[What needs to be done] Filter out everything except lines holding "dobytek".

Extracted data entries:
— Start —

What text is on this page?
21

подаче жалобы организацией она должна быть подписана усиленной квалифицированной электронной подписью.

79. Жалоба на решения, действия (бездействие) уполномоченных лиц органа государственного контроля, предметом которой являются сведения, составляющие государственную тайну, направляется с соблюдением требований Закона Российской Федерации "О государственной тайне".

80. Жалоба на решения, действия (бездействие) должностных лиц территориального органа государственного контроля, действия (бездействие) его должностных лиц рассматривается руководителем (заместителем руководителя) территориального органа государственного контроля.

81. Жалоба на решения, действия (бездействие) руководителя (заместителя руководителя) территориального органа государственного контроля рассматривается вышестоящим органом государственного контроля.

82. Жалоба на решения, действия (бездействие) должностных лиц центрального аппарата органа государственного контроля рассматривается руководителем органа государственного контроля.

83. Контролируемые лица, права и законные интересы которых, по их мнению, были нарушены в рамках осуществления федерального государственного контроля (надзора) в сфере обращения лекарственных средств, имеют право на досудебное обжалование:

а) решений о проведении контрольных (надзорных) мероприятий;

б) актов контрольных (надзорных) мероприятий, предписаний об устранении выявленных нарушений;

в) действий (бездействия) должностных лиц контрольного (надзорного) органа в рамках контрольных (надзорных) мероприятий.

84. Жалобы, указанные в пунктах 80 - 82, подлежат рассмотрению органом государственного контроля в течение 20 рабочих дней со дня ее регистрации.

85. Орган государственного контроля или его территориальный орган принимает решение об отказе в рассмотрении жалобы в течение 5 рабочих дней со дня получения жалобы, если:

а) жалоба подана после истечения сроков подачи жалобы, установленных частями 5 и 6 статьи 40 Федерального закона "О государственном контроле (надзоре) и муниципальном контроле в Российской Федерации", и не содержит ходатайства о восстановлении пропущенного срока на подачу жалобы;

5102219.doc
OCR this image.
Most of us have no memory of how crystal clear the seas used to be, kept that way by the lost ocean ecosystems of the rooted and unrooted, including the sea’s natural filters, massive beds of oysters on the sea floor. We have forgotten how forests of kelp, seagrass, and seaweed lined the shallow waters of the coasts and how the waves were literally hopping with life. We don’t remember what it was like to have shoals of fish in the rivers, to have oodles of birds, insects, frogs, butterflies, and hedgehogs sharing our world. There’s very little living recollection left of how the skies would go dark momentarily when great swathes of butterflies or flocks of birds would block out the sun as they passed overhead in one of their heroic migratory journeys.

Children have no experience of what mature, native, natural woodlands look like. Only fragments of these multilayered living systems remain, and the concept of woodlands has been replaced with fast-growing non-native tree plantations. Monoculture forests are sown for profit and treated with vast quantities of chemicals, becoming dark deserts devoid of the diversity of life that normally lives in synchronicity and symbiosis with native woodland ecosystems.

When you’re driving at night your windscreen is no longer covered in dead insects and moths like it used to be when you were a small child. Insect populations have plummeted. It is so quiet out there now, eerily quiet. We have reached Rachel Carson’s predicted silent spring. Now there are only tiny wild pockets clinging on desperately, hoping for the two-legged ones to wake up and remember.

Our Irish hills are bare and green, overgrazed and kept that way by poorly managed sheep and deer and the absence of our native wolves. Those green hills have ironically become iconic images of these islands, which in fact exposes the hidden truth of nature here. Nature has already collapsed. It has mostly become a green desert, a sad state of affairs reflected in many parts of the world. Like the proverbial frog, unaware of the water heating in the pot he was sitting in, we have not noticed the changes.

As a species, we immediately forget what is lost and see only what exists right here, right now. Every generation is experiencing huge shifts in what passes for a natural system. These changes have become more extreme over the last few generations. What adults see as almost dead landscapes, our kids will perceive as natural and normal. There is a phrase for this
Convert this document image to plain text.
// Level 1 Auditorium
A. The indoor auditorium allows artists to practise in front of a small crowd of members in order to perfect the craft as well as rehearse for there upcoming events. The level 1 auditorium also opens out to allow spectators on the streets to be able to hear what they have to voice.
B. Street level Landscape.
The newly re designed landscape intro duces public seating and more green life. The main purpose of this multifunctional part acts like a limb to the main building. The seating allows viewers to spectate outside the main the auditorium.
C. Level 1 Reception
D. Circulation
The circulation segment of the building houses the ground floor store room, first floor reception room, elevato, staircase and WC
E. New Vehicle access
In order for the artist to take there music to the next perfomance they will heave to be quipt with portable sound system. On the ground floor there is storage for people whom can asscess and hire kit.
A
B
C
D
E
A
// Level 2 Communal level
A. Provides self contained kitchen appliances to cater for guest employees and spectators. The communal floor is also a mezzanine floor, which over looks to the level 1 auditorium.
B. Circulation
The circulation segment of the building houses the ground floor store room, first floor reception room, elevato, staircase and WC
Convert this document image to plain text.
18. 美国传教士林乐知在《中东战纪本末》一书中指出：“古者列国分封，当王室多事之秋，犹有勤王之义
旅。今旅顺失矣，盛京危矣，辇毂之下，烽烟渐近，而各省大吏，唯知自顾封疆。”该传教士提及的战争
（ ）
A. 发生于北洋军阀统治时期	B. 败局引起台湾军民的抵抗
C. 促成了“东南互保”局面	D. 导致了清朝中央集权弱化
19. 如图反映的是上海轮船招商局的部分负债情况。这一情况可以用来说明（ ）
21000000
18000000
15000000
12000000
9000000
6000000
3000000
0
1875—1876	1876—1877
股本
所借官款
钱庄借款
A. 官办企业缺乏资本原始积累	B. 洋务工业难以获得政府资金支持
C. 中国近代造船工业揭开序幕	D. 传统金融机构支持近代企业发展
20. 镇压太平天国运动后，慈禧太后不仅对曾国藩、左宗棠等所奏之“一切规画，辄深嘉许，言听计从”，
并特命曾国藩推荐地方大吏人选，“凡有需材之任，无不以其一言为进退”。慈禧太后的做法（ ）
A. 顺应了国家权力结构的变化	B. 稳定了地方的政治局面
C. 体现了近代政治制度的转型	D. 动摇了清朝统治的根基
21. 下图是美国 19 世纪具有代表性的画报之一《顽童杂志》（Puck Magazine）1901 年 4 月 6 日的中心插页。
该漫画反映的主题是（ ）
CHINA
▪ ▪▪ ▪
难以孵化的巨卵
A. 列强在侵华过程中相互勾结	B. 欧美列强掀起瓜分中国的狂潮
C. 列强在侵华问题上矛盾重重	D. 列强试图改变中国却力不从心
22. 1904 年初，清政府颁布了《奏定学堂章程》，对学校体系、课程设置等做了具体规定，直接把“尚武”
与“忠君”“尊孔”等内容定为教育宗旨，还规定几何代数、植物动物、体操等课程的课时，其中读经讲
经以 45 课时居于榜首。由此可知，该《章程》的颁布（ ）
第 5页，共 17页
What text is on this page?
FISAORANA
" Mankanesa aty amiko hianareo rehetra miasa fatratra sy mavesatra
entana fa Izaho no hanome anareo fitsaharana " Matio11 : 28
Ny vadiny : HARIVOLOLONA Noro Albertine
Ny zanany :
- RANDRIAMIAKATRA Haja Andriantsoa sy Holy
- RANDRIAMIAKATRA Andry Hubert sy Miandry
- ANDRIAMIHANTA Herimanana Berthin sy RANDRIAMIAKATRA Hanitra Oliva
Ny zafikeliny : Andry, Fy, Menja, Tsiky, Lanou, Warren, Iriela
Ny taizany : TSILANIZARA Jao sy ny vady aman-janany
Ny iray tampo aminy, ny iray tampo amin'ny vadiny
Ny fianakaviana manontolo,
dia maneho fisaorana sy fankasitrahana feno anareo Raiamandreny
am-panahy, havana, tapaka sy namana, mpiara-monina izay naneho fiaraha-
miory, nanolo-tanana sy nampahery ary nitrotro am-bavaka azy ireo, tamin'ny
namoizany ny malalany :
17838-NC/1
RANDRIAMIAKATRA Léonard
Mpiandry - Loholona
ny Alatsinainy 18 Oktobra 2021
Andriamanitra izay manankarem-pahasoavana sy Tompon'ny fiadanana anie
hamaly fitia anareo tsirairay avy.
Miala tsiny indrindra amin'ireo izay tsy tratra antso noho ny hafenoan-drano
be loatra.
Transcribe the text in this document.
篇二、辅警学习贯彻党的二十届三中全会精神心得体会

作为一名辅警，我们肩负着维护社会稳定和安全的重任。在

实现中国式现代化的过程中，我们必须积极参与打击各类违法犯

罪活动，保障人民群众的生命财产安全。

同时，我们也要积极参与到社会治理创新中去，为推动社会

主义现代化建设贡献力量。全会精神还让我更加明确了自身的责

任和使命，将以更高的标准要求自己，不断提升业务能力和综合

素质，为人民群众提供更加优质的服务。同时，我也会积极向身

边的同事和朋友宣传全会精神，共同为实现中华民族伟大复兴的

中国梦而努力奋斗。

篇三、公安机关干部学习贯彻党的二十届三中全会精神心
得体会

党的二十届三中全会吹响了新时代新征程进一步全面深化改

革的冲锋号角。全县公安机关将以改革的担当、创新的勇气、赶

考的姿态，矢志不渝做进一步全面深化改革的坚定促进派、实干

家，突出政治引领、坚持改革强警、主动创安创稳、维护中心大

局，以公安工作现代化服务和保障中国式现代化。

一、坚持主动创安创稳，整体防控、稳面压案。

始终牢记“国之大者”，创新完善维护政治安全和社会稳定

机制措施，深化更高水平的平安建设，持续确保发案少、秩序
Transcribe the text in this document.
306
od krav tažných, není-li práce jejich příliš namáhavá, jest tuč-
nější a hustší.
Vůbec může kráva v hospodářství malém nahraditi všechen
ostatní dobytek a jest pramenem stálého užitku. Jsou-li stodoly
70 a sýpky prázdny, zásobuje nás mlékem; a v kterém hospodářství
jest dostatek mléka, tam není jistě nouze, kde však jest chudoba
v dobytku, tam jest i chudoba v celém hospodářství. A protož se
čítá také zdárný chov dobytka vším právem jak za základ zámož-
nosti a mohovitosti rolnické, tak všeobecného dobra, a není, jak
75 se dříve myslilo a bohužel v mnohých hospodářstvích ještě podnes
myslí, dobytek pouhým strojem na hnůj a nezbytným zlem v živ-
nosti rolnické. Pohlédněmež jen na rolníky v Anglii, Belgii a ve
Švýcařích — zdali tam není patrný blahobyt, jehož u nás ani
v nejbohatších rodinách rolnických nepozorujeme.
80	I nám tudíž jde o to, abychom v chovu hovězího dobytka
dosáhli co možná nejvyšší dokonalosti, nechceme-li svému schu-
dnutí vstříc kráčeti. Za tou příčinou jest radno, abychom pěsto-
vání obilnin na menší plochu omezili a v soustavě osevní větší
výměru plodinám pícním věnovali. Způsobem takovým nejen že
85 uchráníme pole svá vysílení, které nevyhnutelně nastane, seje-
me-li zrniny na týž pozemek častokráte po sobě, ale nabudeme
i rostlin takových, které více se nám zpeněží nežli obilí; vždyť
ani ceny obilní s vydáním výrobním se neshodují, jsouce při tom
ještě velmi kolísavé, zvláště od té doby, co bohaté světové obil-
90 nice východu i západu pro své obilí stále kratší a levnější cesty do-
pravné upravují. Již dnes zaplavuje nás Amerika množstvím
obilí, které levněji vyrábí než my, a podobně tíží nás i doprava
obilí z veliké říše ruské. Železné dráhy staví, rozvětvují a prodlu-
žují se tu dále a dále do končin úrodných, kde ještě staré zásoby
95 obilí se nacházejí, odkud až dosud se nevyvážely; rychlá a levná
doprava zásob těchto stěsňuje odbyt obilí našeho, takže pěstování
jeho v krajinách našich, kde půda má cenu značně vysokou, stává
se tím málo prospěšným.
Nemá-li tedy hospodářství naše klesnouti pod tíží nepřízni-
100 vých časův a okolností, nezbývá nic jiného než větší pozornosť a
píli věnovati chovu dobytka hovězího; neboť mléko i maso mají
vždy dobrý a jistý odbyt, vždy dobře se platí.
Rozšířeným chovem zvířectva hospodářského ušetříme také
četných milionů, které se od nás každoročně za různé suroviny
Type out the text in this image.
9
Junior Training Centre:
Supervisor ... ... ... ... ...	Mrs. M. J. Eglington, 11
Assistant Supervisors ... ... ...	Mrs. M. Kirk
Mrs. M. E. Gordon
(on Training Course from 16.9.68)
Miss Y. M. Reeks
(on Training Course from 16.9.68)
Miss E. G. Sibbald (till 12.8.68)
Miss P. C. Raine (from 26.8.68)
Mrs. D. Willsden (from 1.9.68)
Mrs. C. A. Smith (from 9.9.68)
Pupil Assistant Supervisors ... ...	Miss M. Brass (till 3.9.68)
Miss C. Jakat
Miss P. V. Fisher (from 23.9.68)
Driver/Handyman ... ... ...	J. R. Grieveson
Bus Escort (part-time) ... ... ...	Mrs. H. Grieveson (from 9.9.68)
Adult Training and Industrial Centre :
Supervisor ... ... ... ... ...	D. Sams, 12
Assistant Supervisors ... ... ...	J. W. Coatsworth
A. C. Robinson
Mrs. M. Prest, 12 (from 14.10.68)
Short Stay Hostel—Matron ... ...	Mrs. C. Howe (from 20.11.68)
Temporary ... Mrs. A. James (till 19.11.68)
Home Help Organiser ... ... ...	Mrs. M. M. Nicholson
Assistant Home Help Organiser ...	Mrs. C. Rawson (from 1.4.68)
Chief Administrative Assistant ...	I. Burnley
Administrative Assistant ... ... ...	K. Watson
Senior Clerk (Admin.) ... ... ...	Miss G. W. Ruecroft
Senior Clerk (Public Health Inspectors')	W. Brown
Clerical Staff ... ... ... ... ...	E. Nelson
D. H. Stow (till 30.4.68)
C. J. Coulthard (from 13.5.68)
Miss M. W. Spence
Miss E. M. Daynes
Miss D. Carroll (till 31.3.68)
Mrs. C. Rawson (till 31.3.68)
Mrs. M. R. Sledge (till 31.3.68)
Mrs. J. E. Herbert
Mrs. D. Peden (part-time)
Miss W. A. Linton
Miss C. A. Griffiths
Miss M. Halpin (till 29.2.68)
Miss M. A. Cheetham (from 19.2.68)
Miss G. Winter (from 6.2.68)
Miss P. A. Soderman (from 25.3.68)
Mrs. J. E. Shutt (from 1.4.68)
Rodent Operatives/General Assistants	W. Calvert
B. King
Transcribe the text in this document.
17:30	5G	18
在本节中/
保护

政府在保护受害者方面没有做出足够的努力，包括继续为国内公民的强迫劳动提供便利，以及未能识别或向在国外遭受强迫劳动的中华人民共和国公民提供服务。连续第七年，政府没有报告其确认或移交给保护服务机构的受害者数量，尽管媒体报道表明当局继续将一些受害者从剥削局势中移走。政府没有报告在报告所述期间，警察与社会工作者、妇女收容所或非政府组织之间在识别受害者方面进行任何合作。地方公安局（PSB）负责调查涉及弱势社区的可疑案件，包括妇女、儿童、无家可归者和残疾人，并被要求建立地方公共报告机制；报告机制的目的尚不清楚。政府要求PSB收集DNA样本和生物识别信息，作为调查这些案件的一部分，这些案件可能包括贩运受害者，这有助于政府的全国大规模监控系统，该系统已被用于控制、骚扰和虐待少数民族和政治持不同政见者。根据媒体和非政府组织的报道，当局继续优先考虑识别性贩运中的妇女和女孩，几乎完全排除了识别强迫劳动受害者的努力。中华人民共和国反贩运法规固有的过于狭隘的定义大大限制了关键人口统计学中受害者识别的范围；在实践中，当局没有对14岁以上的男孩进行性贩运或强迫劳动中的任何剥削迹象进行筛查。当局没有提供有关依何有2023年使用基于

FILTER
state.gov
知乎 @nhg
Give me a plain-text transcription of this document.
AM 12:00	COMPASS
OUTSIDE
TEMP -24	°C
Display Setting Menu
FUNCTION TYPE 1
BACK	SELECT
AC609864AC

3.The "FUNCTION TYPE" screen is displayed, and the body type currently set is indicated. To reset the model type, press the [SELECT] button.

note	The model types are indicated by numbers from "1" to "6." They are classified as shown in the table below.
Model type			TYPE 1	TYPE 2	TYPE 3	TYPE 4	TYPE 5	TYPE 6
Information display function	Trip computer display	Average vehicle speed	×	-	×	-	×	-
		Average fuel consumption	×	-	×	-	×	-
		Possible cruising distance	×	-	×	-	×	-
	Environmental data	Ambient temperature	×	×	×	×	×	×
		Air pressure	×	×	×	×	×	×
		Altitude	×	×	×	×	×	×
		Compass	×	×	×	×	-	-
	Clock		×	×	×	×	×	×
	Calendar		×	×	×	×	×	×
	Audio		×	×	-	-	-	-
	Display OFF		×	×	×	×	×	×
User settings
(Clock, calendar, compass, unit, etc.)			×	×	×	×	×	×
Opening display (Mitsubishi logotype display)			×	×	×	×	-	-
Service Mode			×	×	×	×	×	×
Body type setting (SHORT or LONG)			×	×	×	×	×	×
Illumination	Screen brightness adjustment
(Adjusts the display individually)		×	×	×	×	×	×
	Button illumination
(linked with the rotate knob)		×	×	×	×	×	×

— End —

[Result of the exercise]
ostatní dobytek a jest pramenem stálého užitku. Jsou-li stodoly
myslí, dobytek pouhým strojem na hnůj a nezbytným zlem v živ-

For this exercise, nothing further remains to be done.